▸ Dataset entries:
┏━━
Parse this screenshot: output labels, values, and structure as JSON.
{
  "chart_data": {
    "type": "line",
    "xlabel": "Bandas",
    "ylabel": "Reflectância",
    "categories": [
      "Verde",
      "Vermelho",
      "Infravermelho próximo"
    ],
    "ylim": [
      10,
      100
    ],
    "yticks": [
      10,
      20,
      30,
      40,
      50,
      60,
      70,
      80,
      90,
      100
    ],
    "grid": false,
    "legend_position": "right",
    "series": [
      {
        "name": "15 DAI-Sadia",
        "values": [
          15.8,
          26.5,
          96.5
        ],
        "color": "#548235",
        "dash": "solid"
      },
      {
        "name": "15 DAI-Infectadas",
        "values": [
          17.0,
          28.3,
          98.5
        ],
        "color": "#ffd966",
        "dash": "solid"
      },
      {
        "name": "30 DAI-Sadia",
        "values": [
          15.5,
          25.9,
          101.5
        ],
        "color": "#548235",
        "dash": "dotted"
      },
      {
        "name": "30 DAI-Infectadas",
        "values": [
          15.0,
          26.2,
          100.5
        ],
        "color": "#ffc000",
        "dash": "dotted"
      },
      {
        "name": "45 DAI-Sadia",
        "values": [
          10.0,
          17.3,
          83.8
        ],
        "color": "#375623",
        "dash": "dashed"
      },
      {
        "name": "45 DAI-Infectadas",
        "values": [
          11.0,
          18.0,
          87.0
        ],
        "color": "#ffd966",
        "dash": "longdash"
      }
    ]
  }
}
┗━━
▸ Aim of the exercise:
Copy out each line exactly.

▸ Response:
Parse this screenshot: output labels, values, and structure as JSON.
{
  "chart_data": {
    "type": "line",
    "xlabel": "Bandas",
    "ylabel": "Reflectância",
    "categories": [
      "Verde",
      "Vermelho",
      "Infravermelho próximo"
    ],
    "ylim": [
      10,
      100
    ],
    "yticks": [
      10,
      20,
      30,
      40,
      50,
      60,
      70,
      80,
      90,
      100
    ],
    "grid": false,
    "legend_position": "right",
    "series": [
      {
        "name": "15 DAI-Sadia",
        "values": [
          15.8,
          26.5,
          96.5
        ],
        "color": "#548235",
        "dash": "solid"
      },
      {
        "name": "15 DAI-Infectadas",
        "values": [
          17.0,
          28.3,
          98.5
        ],
        "color": "#ffd966",
        "dash": "solid"
      },
      {
        "name": "30 DAI-Sadia",
        "values": [
          15.5,
          25.9,
          101.5
        ],
        "color": "#548235",
        "dash": "dotted"
      },
      {
        "name": "30 DAI-Infectadas",
        "values": [
          15.0,
          26.2,
          100.5
        ],
        "color": "#ffc000",
        "dash": "dotted"
      },
      {
        "name": "45 DAI-Sadia",
        "values": [
          10.0,
          17.3,
          83.8
        ],
        "color": "#375623",
        "dash": "dashed"
      },
      {
        "name": "45 DAI-Infectadas",
        "values": [
          11.0,
          18.0,
          87.0
        ],
        "color": "#ffd966",
        "dash": "longdash"
      }
    ]
  }
}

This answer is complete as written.